§ **Entries taken from a collection**:
================

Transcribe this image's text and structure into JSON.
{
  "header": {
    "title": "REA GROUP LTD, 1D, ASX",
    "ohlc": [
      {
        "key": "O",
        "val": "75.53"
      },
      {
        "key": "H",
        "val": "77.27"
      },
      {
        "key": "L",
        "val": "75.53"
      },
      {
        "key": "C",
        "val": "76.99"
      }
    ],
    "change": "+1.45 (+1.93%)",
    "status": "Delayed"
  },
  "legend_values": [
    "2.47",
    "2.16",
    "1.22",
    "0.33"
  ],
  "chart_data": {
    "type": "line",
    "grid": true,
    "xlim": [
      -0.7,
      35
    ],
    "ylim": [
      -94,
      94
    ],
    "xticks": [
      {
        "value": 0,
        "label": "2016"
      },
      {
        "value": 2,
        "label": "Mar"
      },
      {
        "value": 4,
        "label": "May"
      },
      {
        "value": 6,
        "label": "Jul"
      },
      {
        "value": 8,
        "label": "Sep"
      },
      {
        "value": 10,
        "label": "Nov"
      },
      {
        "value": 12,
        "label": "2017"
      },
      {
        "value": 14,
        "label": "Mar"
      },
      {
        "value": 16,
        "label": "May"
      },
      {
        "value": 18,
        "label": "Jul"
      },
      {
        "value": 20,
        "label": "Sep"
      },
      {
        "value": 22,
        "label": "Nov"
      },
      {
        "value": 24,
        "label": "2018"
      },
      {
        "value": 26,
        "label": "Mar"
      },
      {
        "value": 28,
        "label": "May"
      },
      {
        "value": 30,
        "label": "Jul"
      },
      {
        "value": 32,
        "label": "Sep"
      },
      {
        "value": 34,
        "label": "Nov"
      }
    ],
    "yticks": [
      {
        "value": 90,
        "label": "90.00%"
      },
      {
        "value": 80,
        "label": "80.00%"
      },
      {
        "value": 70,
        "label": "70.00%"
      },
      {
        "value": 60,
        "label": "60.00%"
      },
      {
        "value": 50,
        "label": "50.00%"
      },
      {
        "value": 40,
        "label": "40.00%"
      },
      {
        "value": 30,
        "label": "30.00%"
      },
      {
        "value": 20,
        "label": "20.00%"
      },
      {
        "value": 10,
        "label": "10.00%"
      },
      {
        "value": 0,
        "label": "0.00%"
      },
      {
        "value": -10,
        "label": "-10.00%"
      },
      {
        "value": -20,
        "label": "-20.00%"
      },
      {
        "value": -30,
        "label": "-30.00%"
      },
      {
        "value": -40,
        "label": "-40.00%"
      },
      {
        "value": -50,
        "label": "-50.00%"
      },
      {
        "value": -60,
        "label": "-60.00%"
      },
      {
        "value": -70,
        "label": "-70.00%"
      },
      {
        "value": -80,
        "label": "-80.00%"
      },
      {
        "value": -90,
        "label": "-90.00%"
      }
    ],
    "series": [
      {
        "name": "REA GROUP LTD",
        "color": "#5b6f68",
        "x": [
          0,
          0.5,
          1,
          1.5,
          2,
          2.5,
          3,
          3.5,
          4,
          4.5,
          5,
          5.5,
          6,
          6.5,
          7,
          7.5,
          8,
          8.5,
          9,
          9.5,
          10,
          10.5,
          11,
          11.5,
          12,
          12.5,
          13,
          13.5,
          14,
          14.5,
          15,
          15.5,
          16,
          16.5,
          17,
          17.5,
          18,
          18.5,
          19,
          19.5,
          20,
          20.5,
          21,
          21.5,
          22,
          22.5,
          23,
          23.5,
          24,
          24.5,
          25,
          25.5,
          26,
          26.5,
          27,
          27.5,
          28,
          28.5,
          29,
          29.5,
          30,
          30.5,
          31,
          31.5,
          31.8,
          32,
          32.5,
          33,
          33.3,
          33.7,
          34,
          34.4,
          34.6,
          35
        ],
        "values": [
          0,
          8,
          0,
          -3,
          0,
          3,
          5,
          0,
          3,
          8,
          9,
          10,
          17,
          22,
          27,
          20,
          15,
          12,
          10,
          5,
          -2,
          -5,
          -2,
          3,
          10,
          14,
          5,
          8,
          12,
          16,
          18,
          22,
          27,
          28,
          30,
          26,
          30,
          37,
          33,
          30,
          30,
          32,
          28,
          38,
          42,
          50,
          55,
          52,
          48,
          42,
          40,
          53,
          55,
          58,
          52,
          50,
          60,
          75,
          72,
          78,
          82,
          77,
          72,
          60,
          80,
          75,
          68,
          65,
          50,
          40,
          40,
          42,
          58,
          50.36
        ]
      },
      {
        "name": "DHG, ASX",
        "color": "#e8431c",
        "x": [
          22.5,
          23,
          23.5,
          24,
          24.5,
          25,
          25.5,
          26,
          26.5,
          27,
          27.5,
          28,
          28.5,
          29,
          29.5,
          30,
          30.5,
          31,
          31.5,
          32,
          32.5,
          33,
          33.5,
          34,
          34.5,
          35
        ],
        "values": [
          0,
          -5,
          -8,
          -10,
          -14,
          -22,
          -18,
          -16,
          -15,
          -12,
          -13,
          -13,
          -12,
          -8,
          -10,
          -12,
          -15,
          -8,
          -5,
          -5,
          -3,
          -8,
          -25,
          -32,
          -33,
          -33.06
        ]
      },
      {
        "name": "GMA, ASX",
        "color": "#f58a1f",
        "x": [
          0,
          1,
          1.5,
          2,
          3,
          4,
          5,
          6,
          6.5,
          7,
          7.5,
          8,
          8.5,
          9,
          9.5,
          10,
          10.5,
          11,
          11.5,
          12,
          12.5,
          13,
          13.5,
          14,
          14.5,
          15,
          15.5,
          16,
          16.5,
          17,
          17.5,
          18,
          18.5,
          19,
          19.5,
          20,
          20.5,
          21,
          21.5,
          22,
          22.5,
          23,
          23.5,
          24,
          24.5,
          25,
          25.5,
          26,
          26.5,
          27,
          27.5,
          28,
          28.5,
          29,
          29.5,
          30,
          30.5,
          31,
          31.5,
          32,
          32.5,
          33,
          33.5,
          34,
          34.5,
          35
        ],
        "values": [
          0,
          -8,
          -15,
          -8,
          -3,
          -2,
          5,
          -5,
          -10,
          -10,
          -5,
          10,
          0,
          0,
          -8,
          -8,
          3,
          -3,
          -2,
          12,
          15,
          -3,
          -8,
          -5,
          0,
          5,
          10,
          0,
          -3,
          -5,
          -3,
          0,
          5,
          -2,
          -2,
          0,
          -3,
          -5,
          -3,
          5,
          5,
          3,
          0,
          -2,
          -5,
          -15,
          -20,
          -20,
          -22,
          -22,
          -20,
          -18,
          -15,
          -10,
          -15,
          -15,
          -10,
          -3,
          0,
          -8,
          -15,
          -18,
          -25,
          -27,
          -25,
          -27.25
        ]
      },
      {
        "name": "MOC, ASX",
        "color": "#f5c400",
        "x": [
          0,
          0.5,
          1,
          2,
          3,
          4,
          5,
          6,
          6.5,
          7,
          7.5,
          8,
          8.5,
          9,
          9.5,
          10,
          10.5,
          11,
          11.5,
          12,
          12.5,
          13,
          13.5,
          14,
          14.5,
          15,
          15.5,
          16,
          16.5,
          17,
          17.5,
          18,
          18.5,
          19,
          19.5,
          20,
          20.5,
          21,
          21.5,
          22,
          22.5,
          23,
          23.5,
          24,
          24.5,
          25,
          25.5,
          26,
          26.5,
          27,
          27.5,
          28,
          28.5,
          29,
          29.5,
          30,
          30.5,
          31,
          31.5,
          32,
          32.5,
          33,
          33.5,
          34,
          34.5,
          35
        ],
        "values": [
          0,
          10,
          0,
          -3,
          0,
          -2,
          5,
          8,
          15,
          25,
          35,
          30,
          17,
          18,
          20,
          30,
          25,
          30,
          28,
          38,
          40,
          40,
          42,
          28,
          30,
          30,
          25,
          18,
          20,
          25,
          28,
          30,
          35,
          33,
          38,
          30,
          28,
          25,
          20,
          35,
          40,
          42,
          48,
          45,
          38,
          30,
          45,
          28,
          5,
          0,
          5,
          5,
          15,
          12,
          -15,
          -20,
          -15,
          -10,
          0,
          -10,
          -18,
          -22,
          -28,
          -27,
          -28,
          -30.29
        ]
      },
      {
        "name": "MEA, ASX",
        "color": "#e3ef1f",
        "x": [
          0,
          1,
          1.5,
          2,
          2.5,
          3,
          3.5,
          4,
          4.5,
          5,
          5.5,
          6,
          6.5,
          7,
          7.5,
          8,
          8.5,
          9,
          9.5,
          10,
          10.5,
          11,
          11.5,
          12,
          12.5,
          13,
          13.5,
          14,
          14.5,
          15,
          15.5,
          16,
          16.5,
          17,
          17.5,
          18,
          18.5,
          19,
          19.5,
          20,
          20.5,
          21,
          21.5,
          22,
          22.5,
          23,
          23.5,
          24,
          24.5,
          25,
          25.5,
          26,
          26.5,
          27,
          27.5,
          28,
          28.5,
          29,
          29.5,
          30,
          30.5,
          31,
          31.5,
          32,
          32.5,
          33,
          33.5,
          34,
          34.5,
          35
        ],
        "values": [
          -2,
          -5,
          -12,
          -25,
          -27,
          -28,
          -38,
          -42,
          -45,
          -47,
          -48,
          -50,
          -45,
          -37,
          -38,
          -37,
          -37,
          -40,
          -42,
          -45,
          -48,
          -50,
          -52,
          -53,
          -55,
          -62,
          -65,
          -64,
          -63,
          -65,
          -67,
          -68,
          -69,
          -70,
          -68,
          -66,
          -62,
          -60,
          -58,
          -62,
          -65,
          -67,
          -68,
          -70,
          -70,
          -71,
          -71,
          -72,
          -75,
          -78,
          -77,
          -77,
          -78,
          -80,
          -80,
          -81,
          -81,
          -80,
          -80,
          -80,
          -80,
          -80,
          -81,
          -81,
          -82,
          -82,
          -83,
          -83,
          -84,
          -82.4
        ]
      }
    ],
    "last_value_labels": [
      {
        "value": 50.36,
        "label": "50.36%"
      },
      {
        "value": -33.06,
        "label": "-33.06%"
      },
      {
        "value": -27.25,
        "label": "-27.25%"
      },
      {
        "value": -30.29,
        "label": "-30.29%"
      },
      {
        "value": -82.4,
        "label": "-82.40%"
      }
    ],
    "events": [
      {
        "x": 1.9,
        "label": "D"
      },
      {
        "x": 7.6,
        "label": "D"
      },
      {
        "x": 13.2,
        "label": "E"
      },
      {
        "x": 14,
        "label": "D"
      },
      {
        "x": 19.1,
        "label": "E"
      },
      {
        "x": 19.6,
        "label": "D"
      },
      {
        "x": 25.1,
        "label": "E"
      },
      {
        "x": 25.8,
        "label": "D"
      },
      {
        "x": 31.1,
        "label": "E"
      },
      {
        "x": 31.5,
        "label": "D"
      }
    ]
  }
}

================

§ **What needs to be done**:
Copy out every line of the listing that contains the string "GROUP".

§ **Exercise response**:
    "title": "REA GROUP LTD, 1D, ASX",
        "name": "REA GROUP LTD",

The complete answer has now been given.